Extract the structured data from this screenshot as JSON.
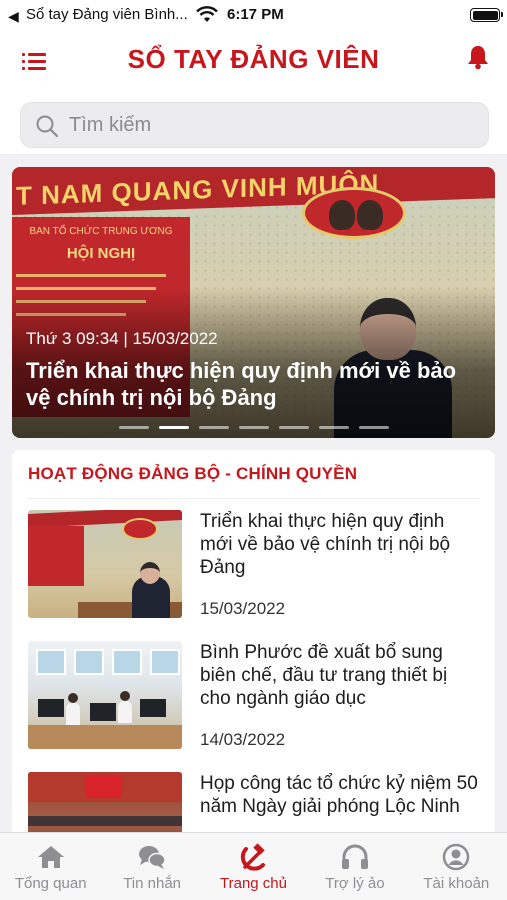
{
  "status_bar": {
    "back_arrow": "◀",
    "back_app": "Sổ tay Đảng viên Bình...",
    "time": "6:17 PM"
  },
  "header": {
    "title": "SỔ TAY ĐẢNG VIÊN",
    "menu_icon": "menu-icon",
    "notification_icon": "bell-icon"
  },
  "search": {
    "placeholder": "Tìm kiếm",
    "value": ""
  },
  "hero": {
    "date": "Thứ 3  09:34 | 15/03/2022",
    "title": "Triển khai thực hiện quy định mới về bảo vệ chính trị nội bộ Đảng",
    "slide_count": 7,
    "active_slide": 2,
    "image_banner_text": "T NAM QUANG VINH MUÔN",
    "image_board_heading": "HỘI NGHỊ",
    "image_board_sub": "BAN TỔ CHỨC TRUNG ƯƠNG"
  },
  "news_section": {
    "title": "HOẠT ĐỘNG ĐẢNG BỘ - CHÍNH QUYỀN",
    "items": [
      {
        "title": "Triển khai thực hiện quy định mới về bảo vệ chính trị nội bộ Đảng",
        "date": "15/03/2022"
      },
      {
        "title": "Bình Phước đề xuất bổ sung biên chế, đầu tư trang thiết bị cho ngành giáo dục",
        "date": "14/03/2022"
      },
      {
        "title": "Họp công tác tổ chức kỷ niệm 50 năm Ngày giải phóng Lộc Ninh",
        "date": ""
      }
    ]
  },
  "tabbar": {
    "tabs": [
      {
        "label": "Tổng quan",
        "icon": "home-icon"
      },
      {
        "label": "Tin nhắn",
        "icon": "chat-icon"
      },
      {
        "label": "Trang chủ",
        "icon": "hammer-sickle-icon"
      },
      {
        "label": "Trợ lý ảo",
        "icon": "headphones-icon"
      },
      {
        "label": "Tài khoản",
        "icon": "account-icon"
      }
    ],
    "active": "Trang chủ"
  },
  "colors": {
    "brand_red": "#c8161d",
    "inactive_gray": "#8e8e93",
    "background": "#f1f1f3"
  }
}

-*-*-

◆ **TASK TO COMPLETE**:
Quote the preceding records in their entirety, excluding every picture.

◆ **THE COMPLETED TASK**:
Extract the structured data from this screenshot as JSON.
{
  "status_bar": {
    "back_arrow": "◀",
    "back_app": "Sổ tay Đảng viên Bình...",
    "time": "6:17 PM"
  },
  "header": {
    "title": "SỔ TAY ĐẢNG VIÊN",
    "menu_icon": "menu-icon",
    "notification_icon": "bell-icon"
  },
  "search": {
    "placeholder": "Tìm kiếm",
    "value": ""
  },
  "hero": {
    "date": "Thứ 3  09:34 | 15/03/2022",
    "title": "Triển khai thực hiện quy định mới về bảo vệ chính trị nội bộ Đảng",
    "slide_count": 7,
    "active_slide": 2,
    "image_banner_text": "T NAM QUANG VINH MUÔN",
    "image_board_heading": "HỘI NGHỊ",
    "image_board_sub": "BAN TỔ CHỨC TRUNG ƯƠNG"
  },
  "news_section": {
    "title": "HOẠT ĐỘNG ĐẢNG BỘ - CHÍNH QUYỀN",
    "items": [
      {
        "title": "Triển khai thực hiện quy định mới về bảo vệ chính trị nội bộ Đảng",
        "date": "15/03/2022"
      },
      {
        "title": "Bình Phước đề xuất bổ sung biên chế, đầu tư trang thiết bị cho ngành giáo dục",
        "date": "14/03/2022"
      },
      {
        "title": "Họp công tác tổ chức kỷ niệm 50 năm Ngày giải phóng Lộc Ninh",
        "date": ""
      }
    ]
  },
  "tabbar": {
    "tabs": [
      {
        "label": "Tổng quan",
        "icon": "home-icon"
      },
      {
        "label": "Tin nhắn",
        "icon": "chat-icon"
      },
      {
        "label": "Trang chủ",
        "icon": "hammer-sickle-icon"
      },
      {
        "label": "Trợ lý ảo",
        "icon": "headphones-icon"
      },
      {
        "label": "Tài khoản",
        "icon": "account-icon"
      }
    ],
    "active": "Trang chủ"
  },
  "colors": {
    "brand_red": "#c8161d",
    "inactive_gray": "#8e8e93",
    "background": "#f1f1f3"
  }
}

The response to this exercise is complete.